Тайная любовь рано или поздно становится явной для людей, окружающих влюбленных. И Варвара Михайловна, вопреки своему мнению о том, что сыну еще слишком рано думать о женитьбе (а в том, что он влюблен, у нее не было сомнения), решается пригласить Тасю в Бучу. Она видит, что Миша счастлив, когда рядом эта девушка, отнюдь не нахальная, воспитанная, любящая, как и Миша, музыку, книги, совершенно бескорыстно увлеченная ее сыном, но своенравная, с характером, и может влиять на Михаила не меньше, если не больше, чем мать. Это не устраивает Варвару Михайловну, но она не хочет рушить счастье сына и лишь словесно изредка намекает ему, что о женитьбе думать рано.
Тася отправляет домой обстоятельное письмо о том, что встретила прекрасного юношу, трепетно ее любящего, что их чувства взаимны. Николай Николаевич и Евгения Викторовна сдержанны в своем ответе дочери, предлагают ей еще год поработать в Саратове классной дамой, надеясь, что за год улягутся страсти первой любви, что молодые трезво разберутся в своих чувствах.

■ ПРЕДОСТАВЛЕННЫЙ МАТЕРИАЛ ■
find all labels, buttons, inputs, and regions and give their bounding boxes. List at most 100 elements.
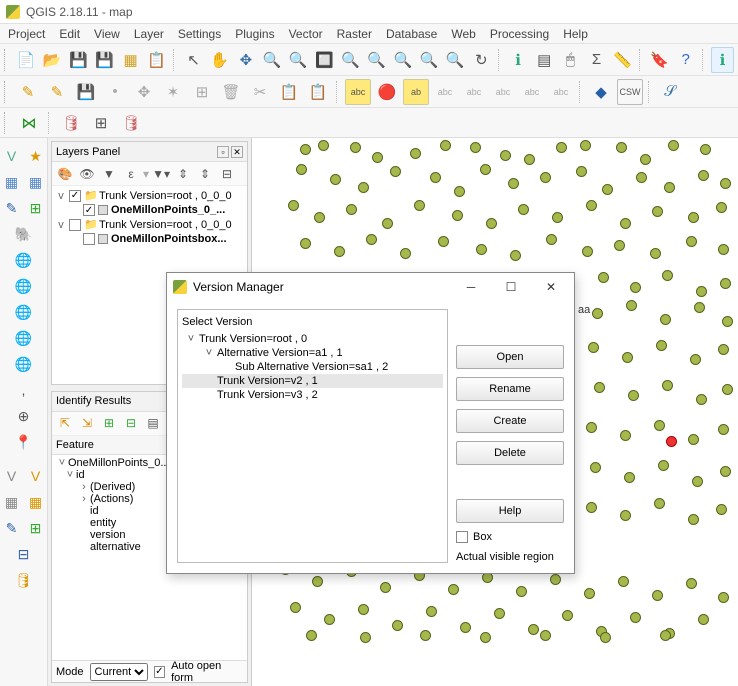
pan-icon[interactable]: ✋ xyxy=(208,47,231,73)
menu-vector[interactable]: Vector xyxy=(289,27,323,41)
bookmark-icon[interactable]: 🔖 xyxy=(648,47,671,73)
zoom-native-icon[interactable]: 🔲 xyxy=(313,47,336,73)
layer-tree-row[interactable]: v📁Trunk Version=root , 0_0_0 xyxy=(54,217,245,232)
zoom-selection-icon[interactable]: 🔍 xyxy=(365,47,388,73)
eye-icon[interactable]: 👁 xyxy=(77,164,97,184)
label-abc5-icon[interactable]: abc xyxy=(490,79,516,105)
close-icon[interactable]: ✕ xyxy=(534,277,568,297)
menu-raster[interactable]: Raster xyxy=(337,27,372,41)
toolbar-grip[interactable] xyxy=(4,112,10,134)
ident-collapse-icon[interactable]: ⊟ xyxy=(121,413,141,433)
add-raster-2-icon[interactable]: ▦ xyxy=(24,170,48,194)
pin-icon[interactable]: 📍 xyxy=(12,430,36,454)
collapse-icon[interactable]: ⇕ xyxy=(195,164,215,184)
ident-expand-icon[interactable]: ⊞ xyxy=(99,413,119,433)
ident-form-icon[interactable]: ▤ xyxy=(143,413,163,433)
add-spatialite-icon[interactable]: 🌐 xyxy=(12,248,36,272)
add-mssql-icon[interactable]: 🌐 xyxy=(12,274,36,298)
add-raster-icon[interactable]: ▦ xyxy=(0,170,24,194)
box-checkbox[interactable] xyxy=(456,531,468,543)
move-feature-icon[interactable]: ✥ xyxy=(131,79,157,105)
zoom-out-icon[interactable]: 🔍 xyxy=(287,47,310,73)
save-as-icon[interactable]: 💾 xyxy=(93,47,116,73)
toolbar-grip[interactable] xyxy=(4,49,9,71)
label-abc4-icon[interactable]: abc xyxy=(461,79,487,105)
add-point-icon[interactable]: • xyxy=(102,79,128,105)
db-icon[interactable]: 🛢 xyxy=(58,110,84,136)
auto-open-checkbox[interactable]: ✓ xyxy=(154,666,166,678)
zoom-layer-icon[interactable]: 🔍 xyxy=(391,47,414,73)
menu-plugins[interactable]: Plugins xyxy=(235,27,274,41)
expander-icon[interactable]: v xyxy=(56,219,66,231)
layer-checkbox[interactable] xyxy=(83,233,95,245)
menu-help[interactable]: Help xyxy=(563,27,588,41)
side-f-icon[interactable]: ⊞ xyxy=(24,516,48,540)
schema-icon[interactable]: ⊞ xyxy=(88,110,114,136)
refresh-icon[interactable]: ↻ xyxy=(470,47,493,73)
export-icon[interactable]: 🛢 xyxy=(118,110,144,136)
expand-icon[interactable]: ⇕ xyxy=(173,164,193,184)
pointer-icon[interactable]: ↖ xyxy=(182,47,205,73)
add-pen-icon[interactable]: ✎ xyxy=(0,196,24,220)
version-tree[interactable]: ˅Trunk Version=root , 0˅Alternative Vers… xyxy=(182,332,443,402)
side-a-icon[interactable]: V xyxy=(0,464,24,488)
filter2-icon[interactable]: ▼▾ xyxy=(151,164,171,184)
expander-icon[interactable]: v xyxy=(56,190,66,202)
zoom-last-icon[interactable]: 🔍 xyxy=(417,47,440,73)
menu-view[interactable]: View xyxy=(94,27,120,41)
table-icon[interactable]: ▤ xyxy=(533,47,556,73)
paste-icon[interactable]: 📋 xyxy=(305,79,331,105)
side-d-icon[interactable]: ▦ xyxy=(24,490,48,514)
menu-settings[interactable]: Settings xyxy=(178,27,221,41)
ident-tree-icon[interactable]: ⇱ xyxy=(55,413,75,433)
expander-icon[interactable]: ˅ xyxy=(64,469,76,481)
style-icon[interactable]: 🎨 xyxy=(55,164,75,184)
label-abc7-icon[interactable]: abc xyxy=(548,79,574,105)
minimize-icon[interactable]: ─ xyxy=(454,277,488,297)
info-highlighted-icon[interactable]: ℹ xyxy=(711,47,734,73)
question-icon[interactable]: ? xyxy=(674,47,697,73)
rename-button[interactable]: Rename xyxy=(456,377,564,401)
new-layer-icon[interactable]: ▦ xyxy=(119,47,142,73)
remove-icon[interactable]: ⊟ xyxy=(217,164,237,184)
cut-icon[interactable]: ✂ xyxy=(247,79,273,105)
panel-undock-icon[interactable]: ▫ xyxy=(217,146,229,158)
delete-icon[interactable]: 🗑 xyxy=(218,79,244,105)
sum-icon[interactable]: Σ xyxy=(585,47,608,73)
csw-icon[interactable]: CSW xyxy=(617,79,643,105)
create-button[interactable]: Create xyxy=(456,409,564,433)
identify-icon[interactable]: ℹ xyxy=(507,47,530,73)
mode-select[interactable]: Current la xyxy=(90,663,148,681)
maximize-icon[interactable]: ☐ xyxy=(494,277,528,297)
version-tree-row[interactable]: Trunk Version=v3 , 2 xyxy=(182,388,443,402)
layer-tree-row[interactable]: ✓OneMillonPoints_0_... xyxy=(54,203,245,217)
version-tree-row[interactable]: ˅Alternative Version=a1 , 1 xyxy=(182,346,443,360)
measure-icon[interactable]: 📏 xyxy=(611,47,634,73)
label-abc2-icon[interactable]: ab xyxy=(403,79,429,105)
edit-pencil-2-icon[interactable]: ✎ xyxy=(44,79,70,105)
dialog-titlebar[interactable]: Version Manager ─ ☐ ✕ xyxy=(167,273,574,301)
crosshair-icon[interactable]: ⊕ xyxy=(12,404,36,428)
mouse-icon[interactable]: 🖱 xyxy=(559,47,582,73)
python-icon[interactable]: 𝒮 xyxy=(657,79,683,105)
expander-icon[interactable]: › xyxy=(78,481,90,493)
version-tree-row[interactable]: Sub Alternative Version=sa1 , 2 xyxy=(182,360,443,374)
expr-icon[interactable]: ε xyxy=(121,164,141,184)
ident-tree2-icon[interactable]: ⇲ xyxy=(77,413,97,433)
expander-icon[interactable]: ˅ xyxy=(186,333,196,345)
help-button[interactable]: Help xyxy=(456,499,564,523)
expander-icon[interactable]: › xyxy=(78,493,90,505)
menu-database[interactable]: Database xyxy=(386,27,437,41)
label-abc3-icon[interactable]: abc xyxy=(432,79,458,105)
node-edit-icon[interactable]: ⊞ xyxy=(189,79,215,105)
node-tool-icon[interactable]: ✶ xyxy=(160,79,186,105)
toolbar-grip[interactable] xyxy=(4,81,10,103)
expander-icon[interactable]: ˅ xyxy=(204,347,214,359)
menu-layer[interactable]: Layer xyxy=(134,27,164,41)
add-csv-icon[interactable]: , xyxy=(12,378,36,402)
edit-pencil-icon[interactable]: ✎ xyxy=(15,79,41,105)
copy-icon[interactable]: 📋 xyxy=(276,79,302,105)
side-b-icon[interactable]: V xyxy=(24,464,48,488)
menu-project[interactable]: Project xyxy=(8,27,45,41)
add-vector-star-icon[interactable]: ★ xyxy=(24,144,48,168)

■ ЗАДАЧА ■
Выпишите дословно из отрывка о любви Миши и Таси фрагмент, который открывается словами со «Тайная любовь рано» и завершается словами «женитьбе думать рано.».

■ ОТВЕТ ■
Тайная любовь рано или поздно становится явной для людей, окружающих влюбленных. И Варвара Михайловна, вопреки своему мнению о том, что сыну еще слишком рано думать о женитьбе (а в том, что он влюблен, у нее не было сомнения), решается пригласить Тасю в Бучу. Она видит, что Миша счастлив, когда рядом эта девушка, отнюдь не нахальная, воспитанная, любящая, как и Миша, музыку, книги, совершенно бескорыстно увлеченная ее сыном, но своенравная, с характером, и может влиять на Михаила не меньше, если не больше, чем мать. Это не устраивает Варвару Михайловну, но она не хочет рушить счастье сына и лишь словесно изредка намекает ему, что о женитьбе думать рано.